§ Exercise instructions
Identify each line holding the string "equipped" and copy it.

§ Data for the task
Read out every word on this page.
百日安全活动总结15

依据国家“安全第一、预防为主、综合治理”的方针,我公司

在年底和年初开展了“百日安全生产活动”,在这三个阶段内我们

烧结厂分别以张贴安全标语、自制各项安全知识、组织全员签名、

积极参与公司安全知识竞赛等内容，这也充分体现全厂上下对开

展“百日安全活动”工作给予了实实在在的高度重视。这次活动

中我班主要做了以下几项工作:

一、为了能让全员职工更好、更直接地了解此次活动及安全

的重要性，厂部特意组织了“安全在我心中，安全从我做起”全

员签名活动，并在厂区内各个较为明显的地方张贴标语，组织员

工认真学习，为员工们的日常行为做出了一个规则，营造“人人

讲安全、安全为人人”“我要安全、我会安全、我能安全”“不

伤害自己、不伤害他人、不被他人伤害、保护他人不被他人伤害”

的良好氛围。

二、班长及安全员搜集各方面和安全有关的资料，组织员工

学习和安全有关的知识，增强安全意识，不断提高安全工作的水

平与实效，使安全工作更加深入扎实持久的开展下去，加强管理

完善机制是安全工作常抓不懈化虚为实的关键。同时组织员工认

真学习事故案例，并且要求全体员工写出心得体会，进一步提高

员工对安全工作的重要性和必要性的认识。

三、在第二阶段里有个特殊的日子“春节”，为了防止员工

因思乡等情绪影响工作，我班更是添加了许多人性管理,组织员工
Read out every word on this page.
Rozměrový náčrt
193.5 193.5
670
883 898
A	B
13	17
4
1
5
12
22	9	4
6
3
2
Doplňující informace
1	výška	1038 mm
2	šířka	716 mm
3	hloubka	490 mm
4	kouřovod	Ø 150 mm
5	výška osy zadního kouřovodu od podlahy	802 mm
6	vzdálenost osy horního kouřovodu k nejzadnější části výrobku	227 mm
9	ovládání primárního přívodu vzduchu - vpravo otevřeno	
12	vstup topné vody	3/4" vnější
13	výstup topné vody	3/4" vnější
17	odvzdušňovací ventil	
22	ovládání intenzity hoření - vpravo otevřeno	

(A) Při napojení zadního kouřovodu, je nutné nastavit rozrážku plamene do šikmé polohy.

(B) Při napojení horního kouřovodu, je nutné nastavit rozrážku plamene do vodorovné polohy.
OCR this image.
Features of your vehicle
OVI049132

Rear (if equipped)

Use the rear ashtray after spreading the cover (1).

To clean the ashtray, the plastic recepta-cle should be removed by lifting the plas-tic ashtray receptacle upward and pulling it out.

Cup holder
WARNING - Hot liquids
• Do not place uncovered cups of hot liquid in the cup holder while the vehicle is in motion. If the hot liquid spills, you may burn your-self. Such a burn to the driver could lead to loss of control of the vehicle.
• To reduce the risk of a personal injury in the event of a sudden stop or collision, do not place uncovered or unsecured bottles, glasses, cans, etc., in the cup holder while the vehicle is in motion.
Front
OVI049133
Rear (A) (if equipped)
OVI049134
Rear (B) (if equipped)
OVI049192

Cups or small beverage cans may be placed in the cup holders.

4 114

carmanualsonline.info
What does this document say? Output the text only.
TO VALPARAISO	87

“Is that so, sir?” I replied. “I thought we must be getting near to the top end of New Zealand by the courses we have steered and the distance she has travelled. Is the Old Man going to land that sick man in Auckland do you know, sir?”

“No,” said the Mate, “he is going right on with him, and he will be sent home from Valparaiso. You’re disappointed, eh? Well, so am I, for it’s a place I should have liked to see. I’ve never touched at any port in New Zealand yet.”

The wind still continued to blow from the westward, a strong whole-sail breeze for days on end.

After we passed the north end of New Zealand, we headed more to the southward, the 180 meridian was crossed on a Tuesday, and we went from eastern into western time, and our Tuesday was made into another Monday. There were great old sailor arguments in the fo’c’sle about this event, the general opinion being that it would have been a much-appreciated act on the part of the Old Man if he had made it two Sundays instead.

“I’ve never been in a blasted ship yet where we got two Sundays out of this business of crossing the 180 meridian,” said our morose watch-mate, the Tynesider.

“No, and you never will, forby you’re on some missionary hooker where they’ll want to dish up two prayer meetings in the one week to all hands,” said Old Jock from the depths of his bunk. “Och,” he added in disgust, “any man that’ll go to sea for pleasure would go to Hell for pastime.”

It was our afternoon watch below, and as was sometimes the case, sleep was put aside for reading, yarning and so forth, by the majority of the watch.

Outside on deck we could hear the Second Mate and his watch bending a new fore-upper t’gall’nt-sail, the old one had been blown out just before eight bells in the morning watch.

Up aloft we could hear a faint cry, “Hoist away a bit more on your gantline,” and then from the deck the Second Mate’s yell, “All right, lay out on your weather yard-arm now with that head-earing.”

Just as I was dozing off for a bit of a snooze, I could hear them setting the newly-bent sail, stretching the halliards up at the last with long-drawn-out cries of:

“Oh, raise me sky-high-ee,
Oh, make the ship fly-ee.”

§ The result
Rear (if equipped)
Rear (A) (if equipped)
Rear (B) (if equipped)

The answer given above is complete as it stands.